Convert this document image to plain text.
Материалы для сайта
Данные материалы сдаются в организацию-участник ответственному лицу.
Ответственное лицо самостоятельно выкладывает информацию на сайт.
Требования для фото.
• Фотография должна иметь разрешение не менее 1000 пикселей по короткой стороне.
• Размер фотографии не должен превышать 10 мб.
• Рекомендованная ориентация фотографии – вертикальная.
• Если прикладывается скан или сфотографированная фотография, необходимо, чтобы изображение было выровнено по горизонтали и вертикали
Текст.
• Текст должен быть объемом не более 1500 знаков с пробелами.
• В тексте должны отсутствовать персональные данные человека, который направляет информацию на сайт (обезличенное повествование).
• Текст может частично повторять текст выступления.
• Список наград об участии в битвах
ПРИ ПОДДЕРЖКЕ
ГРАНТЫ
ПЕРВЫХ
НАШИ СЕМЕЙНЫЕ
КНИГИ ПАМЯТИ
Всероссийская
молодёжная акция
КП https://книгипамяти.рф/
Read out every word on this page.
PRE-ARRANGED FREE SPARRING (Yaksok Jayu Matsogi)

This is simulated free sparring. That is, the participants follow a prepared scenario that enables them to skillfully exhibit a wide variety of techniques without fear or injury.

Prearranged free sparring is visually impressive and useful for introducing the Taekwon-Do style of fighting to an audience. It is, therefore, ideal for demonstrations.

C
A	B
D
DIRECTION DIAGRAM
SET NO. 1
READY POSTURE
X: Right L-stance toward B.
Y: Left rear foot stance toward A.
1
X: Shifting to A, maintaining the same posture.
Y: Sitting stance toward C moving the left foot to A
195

▶ _TO DO_: Lines that hold "фотографии" are the ones to copy; find all of them.

▶ _RESULT OF THE TASK_:
• Размер фотографии не должен превышать 10 мб.
• Рекомендованная ориентация фотографии – вертикальная.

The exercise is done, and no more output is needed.